- **WHAT IS REQUIRED**
Repeat the full listing below verbatim and keep the images out.

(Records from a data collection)
......

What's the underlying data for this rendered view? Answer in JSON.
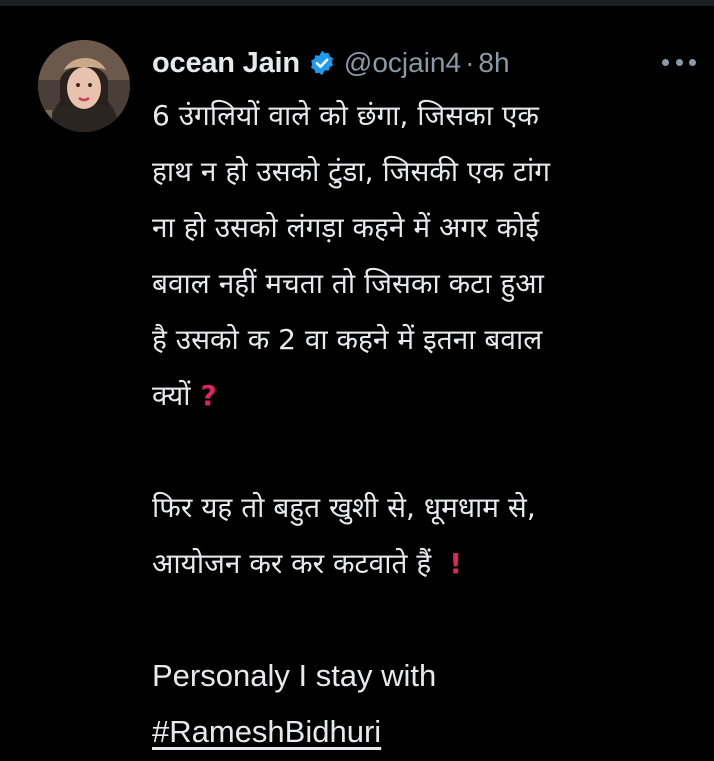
{
  "tweet": {
    "author": {
      "display_name": "ocean Jain",
      "handle": "@ocjain4",
      "separator": "·",
      "time": "8h",
      "verified_icon": "verified-badge-icon",
      "avatar": "profile-photo"
    },
    "more_icon": "more-options-icon",
    "lines": {
      "l1": "6 उंगलियों वाले को छंगा, जिसका एक",
      "l2": "हाथ न  हो उसको टुंडा, जिसकी एक टांग",
      "l3": "ना हो उसको लंगड़ा कहने में अगर कोई",
      "l4": "बवाल नहीं मचता तो जिसका कटा हुआ",
      "l5": "है उसको क 2 वा कहने में इतना बवाल",
      "l6": "क्यों",
      "l6_mark": "?",
      "l7": "फिर यह तो बहुत खुशी से, धूमधाम से,",
      "l8": "आयोजन कर कर कटवाते हैं",
      "l8_mark": "!",
      "l9": "Personaly I stay with",
      "hashtag": "#RameshBidhuri"
    },
    "colors": {
      "background": "#000000",
      "text": "#e7e9ea",
      "secondary": "#8b98a5",
      "verified": "#1d9bf0",
      "mark": "#e0245e"
    }
  }
}
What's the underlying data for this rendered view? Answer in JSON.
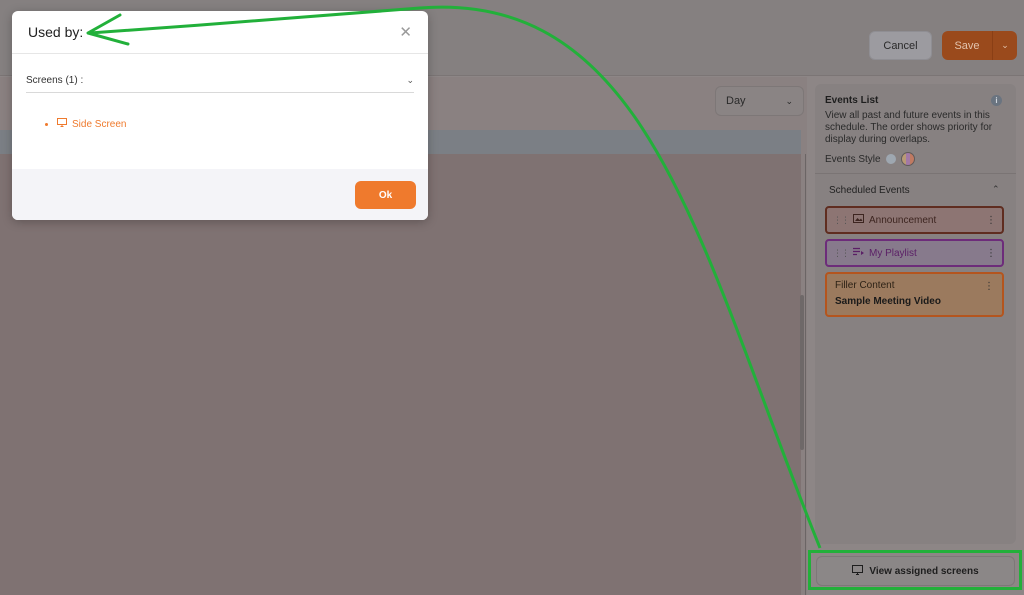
{
  "header": {
    "cancel_label": "Cancel",
    "save_label": "Save"
  },
  "calendar": {
    "view_selected": "Day"
  },
  "events_panel": {
    "title": "Events List",
    "description": "View all past and future events in this schedule. The order shows priority for display during overlaps.",
    "style_label": "Events Style",
    "scheduled_title": "Scheduled Events",
    "events": [
      {
        "label": "Announcement",
        "icon": "image-icon",
        "border_color": "#5f2d20"
      },
      {
        "label": "My Playlist",
        "icon": "playlist-icon",
        "border_color": "#6d2c7a"
      }
    ],
    "filler": {
      "title": "Filler Content",
      "subtitle": "Sample Meeting Video",
      "border_color": "#b4551e"
    },
    "view_assigned_label": "View assigned screens"
  },
  "modal": {
    "title": "Used by:",
    "section_label": "Screens (1) :",
    "screens": [
      "Side Screen"
    ],
    "ok_label": "Ok"
  },
  "colors": {
    "accent": "#ef7a2d",
    "annotation": "#22b03a"
  }
}
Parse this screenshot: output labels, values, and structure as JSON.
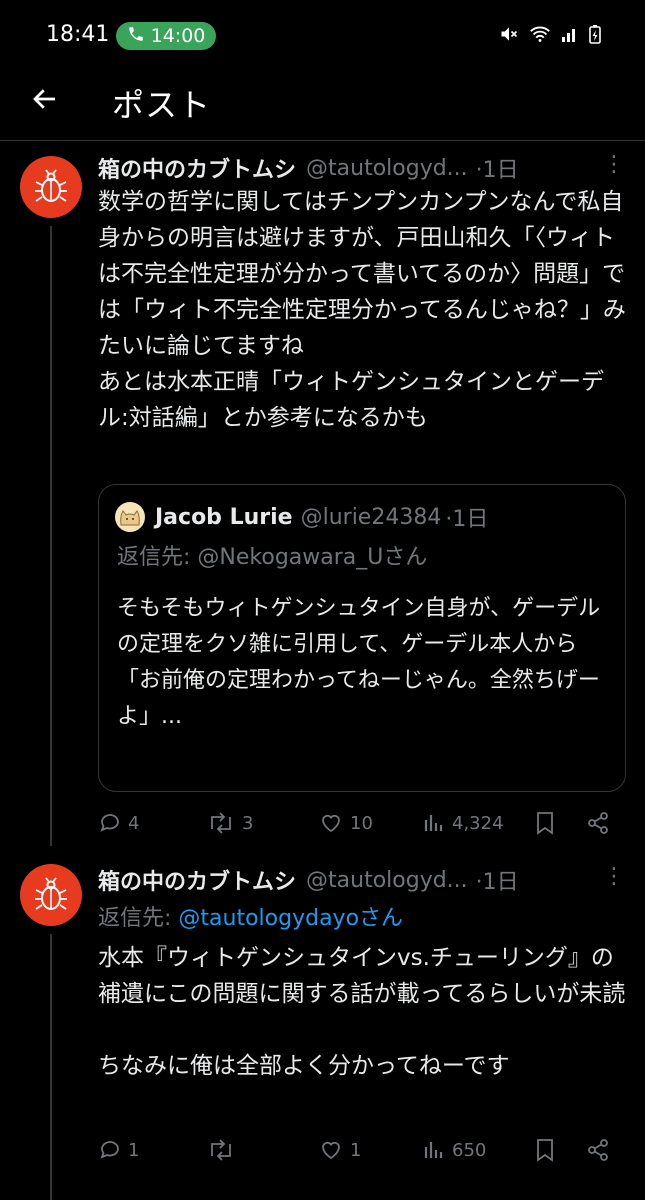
{
  "status_bar": {
    "time": "18:41",
    "call_time": "14:00"
  },
  "header": {
    "title": "ポスト"
  },
  "post1": {
    "name": "箱の中のカブトムシ",
    "handle": "@tautologyd...",
    "time": "·1日",
    "text": "数学の哲学に関してはチンプンカンプンなんで私自身からの明言は避けますが、戸田山和久「〈ウィトは不完全性定理が分かって書いてるのか〉問題」では「ウィト不完全性定理分かってるんじゃね？」みたいに論じてますね\nあとは水本正晴「ウィトゲンシュタインとゲーデル:対話編」とか参考になるかも",
    "quote": {
      "name": "Jacob Lurie",
      "handle": "@lurie24384",
      "time": "·1日",
      "reply_to": "返信先: @Nekogawara_Uさん",
      "text": "そもそもウィトゲンシュタイン自身が、ゲーデルの定理をクソ雑に引用して、ゲーデル本人から\n「お前俺の定理わかってねーじゃん。全然ちげーよ」..."
    },
    "stats": {
      "replies": "4",
      "reposts": "3",
      "likes": "10",
      "views": "4,324"
    }
  },
  "post2": {
    "name": "箱の中のカブトムシ",
    "handle": "@tautologyd...",
    "time": "·1日",
    "reply_prefix": "返信先: ",
    "reply_mention": "@tautologydayoさん",
    "text": "水本『ウィトゲンシュタインvs.チューリング』の補遺にこの問題に関する話が載ってるらしいが未読\n\nちなみに俺は全部よく分かってねーです",
    "stats": {
      "replies": "1",
      "reposts": "",
      "likes": "1",
      "views": "650"
    }
  }
}
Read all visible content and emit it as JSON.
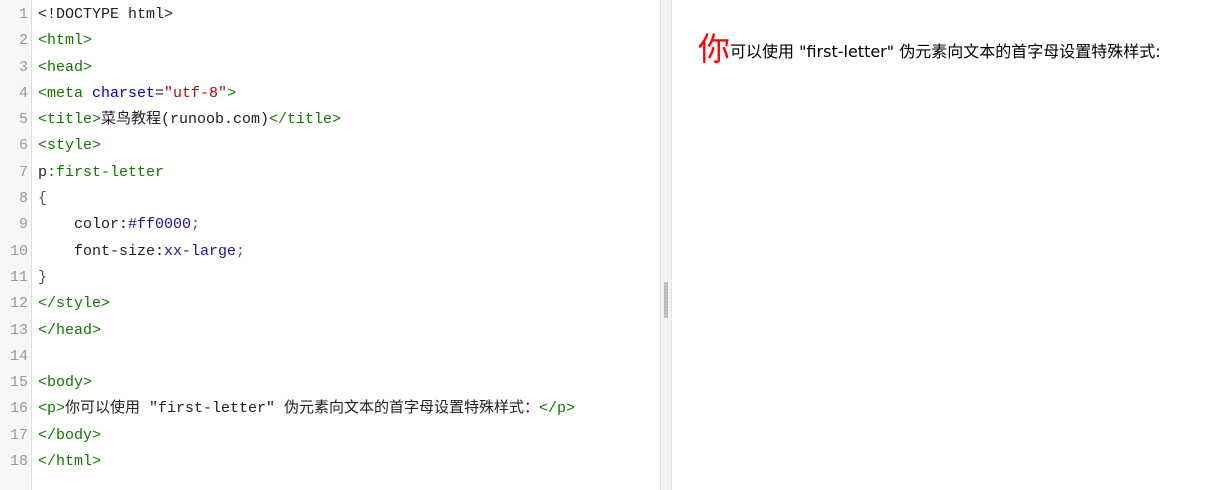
{
  "editor": {
    "line_numbers": [
      "1",
      "2",
      "3",
      "4",
      "5",
      "6",
      "7",
      "8",
      "9",
      "10",
      "11",
      "12",
      "13",
      "14",
      "15",
      "16",
      "17",
      "18"
    ],
    "lines": {
      "l1": {
        "text": "<!DOCTYPE html>"
      },
      "l2": {
        "text": "<html>"
      },
      "l3": {
        "text": "<head>"
      },
      "l4": {
        "tag_open": "<meta ",
        "attr": "charset",
        "eq": "=",
        "value": "\"utf-8\"",
        "tag_close": ">"
      },
      "l5": {
        "tag_open": "<title>",
        "content": "菜鸟教程(runoob.com)",
        "tag_close": "</title>"
      },
      "l6": {
        "text": "<style>"
      },
      "l7": {
        "selector": "p",
        "pseudo": ":first-letter"
      },
      "l8": {
        "text": "{"
      },
      "l9": {
        "indent": "    ",
        "prop": "color:",
        "value": "#ff0000",
        "semi": ";"
      },
      "l10": {
        "indent": "    ",
        "prop": "font-size:",
        "value": "xx-large",
        "semi": ";"
      },
      "l11": {
        "text": "}"
      },
      "l12": {
        "text": "</style>"
      },
      "l13": {
        "text": "</head>"
      },
      "l14": {
        "text": ""
      },
      "l15": {
        "text": "<body>"
      },
      "l16": {
        "tag_open": "<p>",
        "content": "你可以使用 \"first-letter\" 伪元素向文本的首字母设置特殊样式：",
        "tag_close": "</p>"
      },
      "l17": {
        "text": "</body>"
      },
      "l18": {
        "text": "</html>"
      }
    }
  },
  "preview": {
    "first_letter": "你",
    "rest": "可以使用 \"first-letter\" 伪元素向文本的首字母设置特殊样式:",
    "first_letter_color": "#ff0000"
  },
  "colors": {
    "tag": "#117700",
    "attribute": "#0000cc",
    "string": "#aa1111",
    "value": "#221199",
    "gutter_bg": "#f7f7f7"
  }
}
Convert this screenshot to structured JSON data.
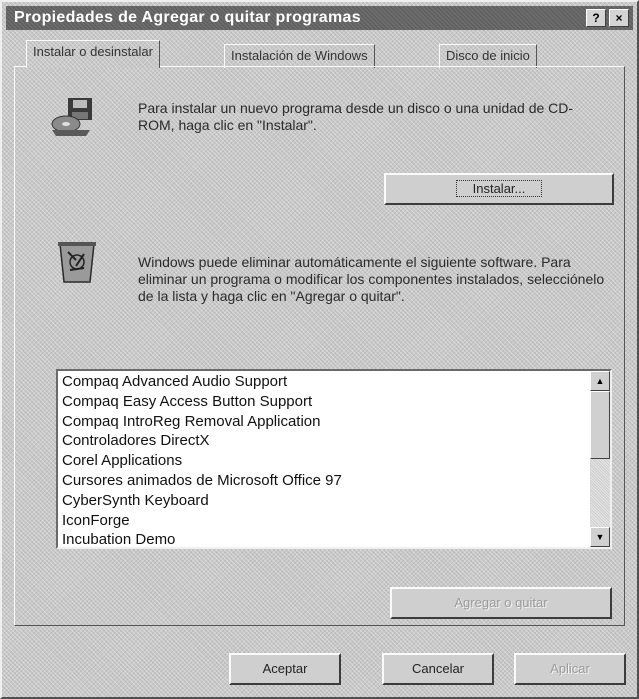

......

- **FINISHED ANSWER**
What's the underlying data for this rendered view? Answer in JSON.
{
  "tweet": {
    "author": {
      "display_name": "ocean Jain",
      "handle": "@ocjain4",
      "separator": "·",
      "time": "8h",
      "verified_icon": "verified-badge-icon",
      "avatar": "profile-photo"
    },
    "more_icon": "more-options-icon",
    "lines": {
      "l1": "6 उंगलियों वाले को छंगा, जिसका एक",
      "l2": "हाथ न  हो उसको टुंडा, जिसकी एक टांग",
      "l3": "ना हो उसको लंगड़ा कहने में अगर कोई",
      "l4": "बवाल नहीं मचता तो जिसका कटा हुआ",
      "l5": "है उसको क 2 वा कहने में इतना बवाल",
      "l6": "क्यों",
      "l6_mark": "?",
      "l7": "फिर यह तो बहुत खुशी से, धूमधाम से,",
      "l8": "आयोजन कर कर कटवाते हैं",
      "l8_mark": "!",
      "l9": "Personaly I stay with",
      "hashtag": "#RameshBidhuri"
    },
    "colors": {
      "background": "#000000",
      "text": "#e7e9ea",
      "secondary": "#8b98a5",
      "verified": "#1d9bf0",
      "mark": "#e0245e"
    }
  }
}
What's the underlying data for this rendered view? Answer in JSON.
{
  "header": {
    "cancel_label": "Cancel",
    "save_label": "Save"
  },
  "calendar": {
    "view_selected": "Day"
  },
  "events_panel": {
    "title": "Events List",
    "description": "View all past and future events in this schedule. The order shows priority for display during overlaps.",
    "style_label": "Events Style",
    "scheduled_title": "Scheduled Events",
    "events": [
      {
        "label": "Announcement",
        "icon": "image-icon",
        "border_color": "#5f2d20"
      },
      {
        "label": "My Playlist",
        "icon": "playlist-icon",
        "border_color": "#6d2c7a"
      }
    ],
    "filler": {
      "title": "Filler Content",
      "subtitle": "Sample Meeting Video",
      "border_color": "#b4551e"
    },
    "view_assigned_label": "View assigned screens"
  },
  "modal": {
    "title": "Used by:",
    "section_label": "Screens (1) :",
    "screens": [
      "Side Screen"
    ],
    "ok_label": "Ok"
  },
  "colors": {
    "accent": "#ef7a2d",
    "annotation": "#22b03a"
  }
}
Parse this screenshot: output labels, values, and structure as JSON.
{
  "status_bar": {
    "time": "18:41",
    "call_time": "14:00"
  },
  "header": {
    "title": "ポスト"
  },
  "post1": {
    "name": "箱の中のカブトムシ",
    "handle": "@tautologyd...",
    "time": "·1日",
    "text": "数学の哲学に関してはチンプンカンプンなんで私自身からの明言は避けますが、戸田山和久「〈ウィトは不完全性定理が分かって書いてるのか〉問題」では「ウィト不完全性定理分かってるんじゃね？」みたいに論じてますね\nあとは水本正晴「ウィトゲンシュタインとゲーデル:対話編」とか参考になるかも",
    "quote": {
      "name": "Jacob Lurie",
      "handle": "@lurie24384",
      "time": "·1日",
      "reply_to": "返信先: @Nekogawara_Uさん",
      "text": "そもそもウィトゲンシュタイン自身が、ゲーデルの定理をクソ雑に引用して、ゲーデル本人から\n「お前俺の定理わかってねーじゃん。全然ちげーよ」..."
    },
    "stats": {
      "replies": "4",
      "reposts": "3",
      "likes": "10",
      "views": "4,324"
    }
  },
  "post2": {
    "name": "箱の中のカブトムシ",
    "handle": "@tautologyd...",
    "time": "·1日",
    "reply_prefix": "返信先: ",
    "reply_mention": "@tautologydayoさん",
    "text": "水本『ウィトゲンシュタインvs.チューリング』の補遺にこの問題に関する話が載ってるらしいが未読\n\nちなみに俺は全部よく分かってねーです",
    "stats": {
      "replies": "1",
      "reposts": "",
      "likes": "1",
      "views": "650"
    }
  }
}
Read all visible content and emit it as JSON.
{
  "editor": {
    "line_numbers": [
      "1",
      "2",
      "3",
      "4",
      "5",
      "6",
      "7",
      "8",
      "9",
      "10",
      "11",
      "12",
      "13",
      "14",
      "15",
      "16",
      "17",
      "18"
    ],
    "lines": {
      "l1": {
        "text": "<!DOCTYPE html>"
      },
      "l2": {
        "text": "<html>"
      },
      "l3": {
        "text": "<head>"
      },
      "l4": {
        "tag_open": "<meta ",
        "attr": "charset",
        "eq": "=",
        "value": "\"utf-8\"",
        "tag_close": ">"
      },
      "l5": {
        "tag_open": "<title>",
        "content": "菜鸟教程(runoob.com)",
        "tag_close": "</title>"
      },
      "l6": {
        "text": "<style>"
      },
      "l7": {
        "selector": "p",
        "pseudo": ":first-letter"
      },
      "l8": {
        "text": "{"
      },
      "l9": {
        "indent": "    ",
        "prop": "color:",
        "value": "#ff0000",
        "semi": ";"
      },
      "l10": {
        "indent": "    ",
        "prop": "font-size:",
        "value": "xx-large",
        "semi": ";"
      },
      "l11": {
        "text": "}"
      },
      "l12": {
        "text": "</style>"
      },
      "l13": {
        "text": "</head>"
      },
      "l14": {
        "text": ""
      },
      "l15": {
        "text": "<body>"
      },
      "l16": {
        "tag_open": "<p>",
        "content": "你可以使用 \"first-letter\" 伪元素向文本的首字母设置特殊样式：",
        "tag_close": "</p>"
      },
      "l17": {
        "text": "</body>"
      },
      "l18": {
        "text": "</html>"
      }
    }
  },
  "preview": {
    "first_letter": "你",
    "rest": "可以使用 \"first-letter\" 伪元素向文本的首字母设置特殊样式:",
    "first_letter_color": "#ff0000"
  },
  "colors": {
    "tag": "#117700",
    "attribute": "#0000cc",
    "string": "#aa1111",
    "value": "#221199",
    "gutter_bg": "#f7f7f7"
  }
}
Convert this screenshot to structured JSON data.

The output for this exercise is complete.